§ Short task
Write out all records as given; omit images.

§ Material

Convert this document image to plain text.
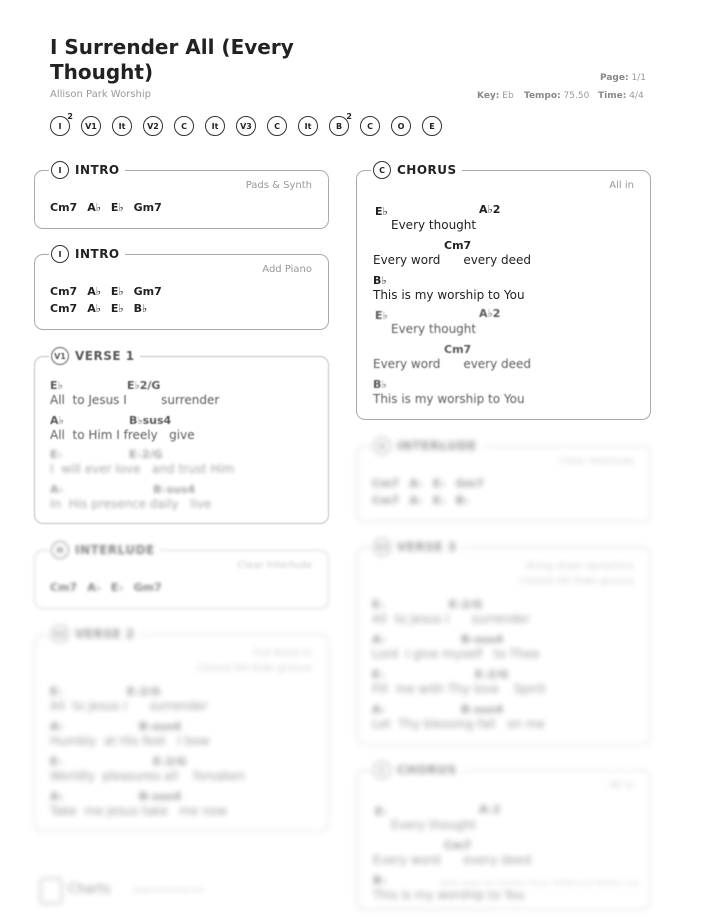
I Surrender All (Every Thought)
Allison Park Worship
Page: 1/1
Key: Eb Tempo: 75.50 Time: 4/4
I
2
V1	It	V2	C	It	V3	C	It	B
2
C	O	E
I	INTRO
Pads & Synth
Cm7 A♭ E♭ Gm7
I	INTRO
Add Piano
Cm7 A♭ E♭ Gm7
Cm7 A♭ E♭ B♭
V1 VERSE 1
E♭	E♭2/G
All to Jesus I	surrender
A♭	B♭sus4
All to Him I freely give
E♭	E♭2/G
I will ever love and trust Him
A♭	B♭sus4
In His presence daily live
It INTERLUDE
Clear Interlude
Cm7 A♭ E♭ Gm7
V2 VERSE 2
Full Band In
Closed HH Ride groove
E♭	E♭2/G
All to Jesus I surrender
A♭	B♭sus4
Humbly at His feet I bow
E♭	E♭2/G
Worldly pleasures all forsaken
A♭	B♭sus4
Take me Jesus take me now
C	CHORUS
All in
E♭	A♭2
Every thought
Cm7
Every word every deed
B♭
This is my worship to You
E♭	A♭2
Every thought
Cm7
Every word every deed
B♭
This is my worship to You
It INTERLUDE
Clear Interlude
Cm7 A♭ E♭ Gm7
Cm7 A♭ E♭ B♭
V3 VERSE 3
Bring down dynamics
Closed HH Ride groove
E♭	E♭2/G
All to Jesus I surrender
A♭	B♭sus4
Lord I give myself to Thee
E♭	E♭2/G
Fill me with Thy love Spirit
A♭	B♭sus4
Let Thy blessing fall on me
C	CHORUS
All in
E♭	A♭2
Every thought
Cm7
Every word every deed
B♭
This is my worship to You
Charts	Loopcommunity.com
Words: Judson Van DeVenter | Music: Winfield Scott Weeden | CCLI
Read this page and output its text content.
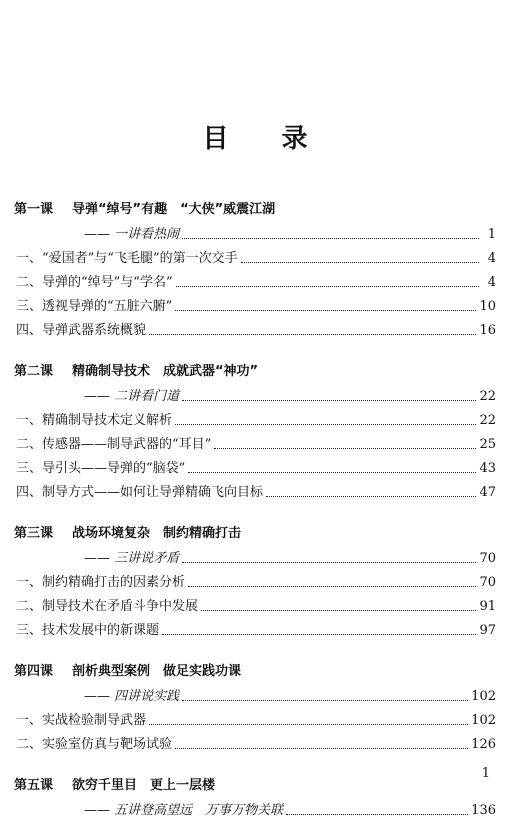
目 录
第一课	导弹“绰号”有趣　“大侠”威震江湖
—— 一讲看热闹	1
一、“爱国者”与“飞毛腿”的第一次交手	4
二、导弹的“绰号”与“学名”	4
三、透视导弹的“五脏六腑”	10
四、导弹武器系统概貌	16
第二课	精确制导技术　成就武器“神功”
—— 二讲看门道	22
一、精确制导技术定义解析	22
二、传感器——制导武器的“耳目”	25
三、导引头——导弹的“脑袋”	43
四、制导方式——如何让导弹精确飞向目标	47
第三课	战场环境复杂　制约精确打击
—— 三讲说矛盾	70
一、制约精确打击的因素分析	70
二、制导技术在矛盾斗争中发展	91
三、技术发展中的新课题	97
第四课	剖析典型案例　做足实践功课
—— 四讲说实践	102
一、实战检验制导武器	102
二、实验室仿真与靶场试验	126
第五课	欲穷千里目　更上一层楼
—— 五讲登高望远　万事万物关联	136
1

§ Result below
Convert this document image to plain text.
I Surrender All (Every Thought)
Allison Park Worship
Page: 1/1
Key: Eb Tempo: 75.50 Time: 4/4
I
2
V1	It	V2	C	It	V3	C	It	B
2
C	O	E
I	INTRO
Pads & Synth
Cm7 A♭ E♭ Gm7
I	INTRO
Add Piano
Cm7 A♭ E♭ Gm7
Cm7 A♭ E♭ B♭
V1 VERSE 1
E♭	E♭2/G
All to Jesus I	surrender
A♭	B♭sus4
All to Him I freely give
E♭	E♭2/G
I will ever love and trust Him
A♭	B♭sus4
In His presence daily live
It INTERLUDE
Clear Interlude
Cm7 A♭ E♭ Gm7
V2 VERSE 2
Full Band In
Closed HH Ride groove
E♭	E♭2/G
All to Jesus I surrender
A♭	B♭sus4
Humbly at His feet I bow
E♭	E♭2/G
Worldly pleasures all forsaken
A♭	B♭sus4
Take me Jesus take me now
C	CHORUS
All in
E♭	A♭2
Every thought
Cm7
Every word every deed
B♭
This is my worship to You
E♭	A♭2
Every thought
Cm7
Every word every deed
B♭
This is my worship to You
It INTERLUDE
Clear Interlude
Cm7 A♭ E♭ Gm7
Cm7 A♭ E♭ B♭
V3 VERSE 3
Bring down dynamics
Closed HH Ride groove
E♭	E♭2/G
All to Jesus I surrender
A♭	B♭sus4
Lord I give myself to Thee
E♭	E♭2/G
Fill me with Thy love Spirit
A♭	B♭sus4
Let Thy blessing fall on me
C	CHORUS
All in
E♭	A♭2
Every thought
Cm7
Every word every deed
B♭
This is my worship to You
Charts	Loopcommunity.com
Words: Judson Van DeVenter | Music: Winfield Scott Weeden | CCLI
Read this page and output its text content.
目 录
第一课	导弹“绰号”有趣　“大侠”威震江湖
—— 一讲看热闹	1
一、“爱国者”与“飞毛腿”的第一次交手	4
二、导弹的“绰号”与“学名”	4
三、透视导弹的“五脏六腑”	10
四、导弹武器系统概貌	16
第二课	精确制导技术　成就武器“神功”
—— 二讲看门道	22
一、精确制导技术定义解析	22
二、传感器——制导武器的“耳目”	25
三、导引头——导弹的“脑袋”	43
四、制导方式——如何让导弹精确飞向目标	47
第三课	战场环境复杂　制约精确打击
—— 三讲说矛盾	70
一、制约精确打击的因素分析	70
二、制导技术在矛盾斗争中发展	91
三、技术发展中的新课题	97
第四课	剖析典型案例　做足实践功课
—— 四讲说实践	102
一、实战检验制导武器	102
二、实验室仿真与靶场试验	126
第五课	欲穷千里目　更上一层楼
—— 五讲登高望远　万事万物关联	136
1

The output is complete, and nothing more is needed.